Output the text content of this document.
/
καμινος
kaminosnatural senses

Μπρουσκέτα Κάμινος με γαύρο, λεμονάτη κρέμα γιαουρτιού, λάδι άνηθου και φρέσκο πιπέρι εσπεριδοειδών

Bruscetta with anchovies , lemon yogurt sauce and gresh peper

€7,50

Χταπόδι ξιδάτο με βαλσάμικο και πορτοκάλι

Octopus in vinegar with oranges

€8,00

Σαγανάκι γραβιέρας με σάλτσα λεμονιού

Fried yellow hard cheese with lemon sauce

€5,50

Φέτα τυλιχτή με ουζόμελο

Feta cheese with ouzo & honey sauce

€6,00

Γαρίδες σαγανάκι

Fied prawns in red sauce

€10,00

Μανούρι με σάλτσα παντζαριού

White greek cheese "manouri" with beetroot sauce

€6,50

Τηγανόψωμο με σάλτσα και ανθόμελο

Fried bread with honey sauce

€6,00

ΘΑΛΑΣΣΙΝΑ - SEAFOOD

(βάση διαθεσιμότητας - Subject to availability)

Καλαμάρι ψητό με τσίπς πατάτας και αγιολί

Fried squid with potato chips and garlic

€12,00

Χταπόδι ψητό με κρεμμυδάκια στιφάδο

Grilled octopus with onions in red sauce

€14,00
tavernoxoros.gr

...

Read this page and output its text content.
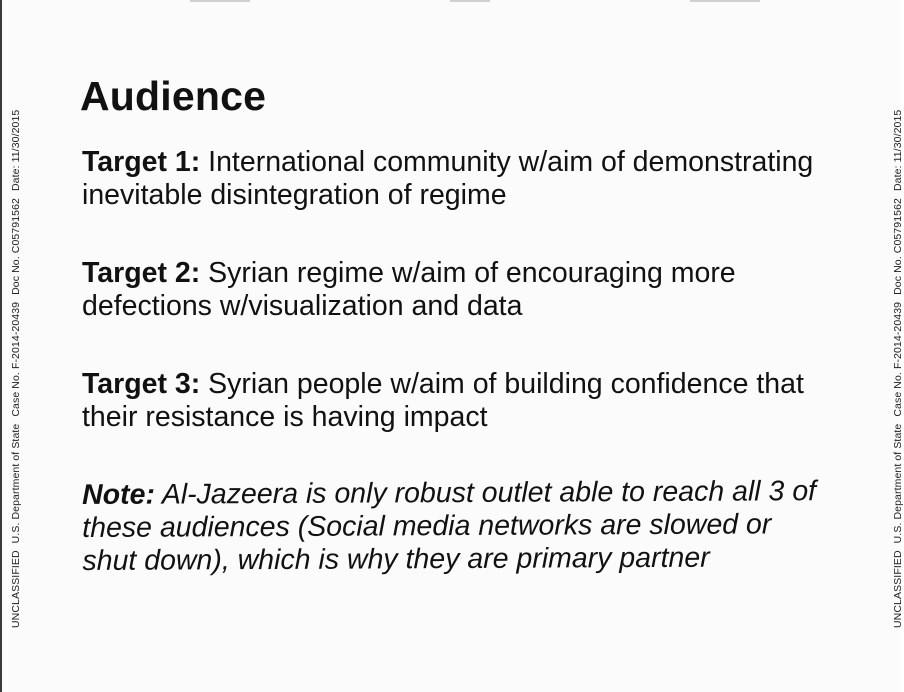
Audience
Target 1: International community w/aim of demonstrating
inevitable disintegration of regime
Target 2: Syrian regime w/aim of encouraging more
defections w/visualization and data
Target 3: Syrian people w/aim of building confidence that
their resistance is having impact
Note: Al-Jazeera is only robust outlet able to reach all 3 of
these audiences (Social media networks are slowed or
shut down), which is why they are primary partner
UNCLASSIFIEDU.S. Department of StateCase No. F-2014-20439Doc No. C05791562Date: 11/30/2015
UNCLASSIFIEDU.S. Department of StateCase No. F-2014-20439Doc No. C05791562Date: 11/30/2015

**What is asked:**
Going over the lines above, work out how many include "this", then give only that number.

**Final answer:**
2